» **ENTRIES SHOWN**
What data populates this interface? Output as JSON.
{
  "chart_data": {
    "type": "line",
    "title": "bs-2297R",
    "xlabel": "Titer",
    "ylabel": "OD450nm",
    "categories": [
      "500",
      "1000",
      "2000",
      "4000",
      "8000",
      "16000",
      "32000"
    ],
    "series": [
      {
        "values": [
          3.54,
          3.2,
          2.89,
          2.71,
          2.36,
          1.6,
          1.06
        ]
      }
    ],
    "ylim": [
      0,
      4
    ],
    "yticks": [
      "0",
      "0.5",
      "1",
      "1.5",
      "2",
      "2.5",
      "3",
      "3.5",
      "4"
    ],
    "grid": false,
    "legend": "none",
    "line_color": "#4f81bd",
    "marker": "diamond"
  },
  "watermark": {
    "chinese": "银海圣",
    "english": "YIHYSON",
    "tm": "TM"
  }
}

» **WHAT IS REQUIRED**
Your task is to repeat every line exactly.

» **TASK OUTPUT**
What data populates this interface? Output as JSON.
{
  "chart_data": {
    "type": "line",
    "title": "bs-2297R",
    "xlabel": "Titer",
    "ylabel": "OD450nm",
    "categories": [
      "500",
      "1000",
      "2000",
      "4000",
      "8000",
      "16000",
      "32000"
    ],
    "series": [
      {
        "values": [
          3.54,
          3.2,
          2.89,
          2.71,
          2.36,
          1.6,
          1.06
        ]
      }
    ],
    "ylim": [
      0,
      4
    ],
    "yticks": [
      "0",
      "0.5",
      "1",
      "1.5",
      "2",
      "2.5",
      "3",
      "3.5",
      "4"
    ],
    "grid": false,
    "legend": "none",
    "line_color": "#4f81bd",
    "marker": "diamond"
  },
  "watermark": {
    "chinese": "银海圣",
    "english": "YIHYSON",
    "tm": "TM"
  }
}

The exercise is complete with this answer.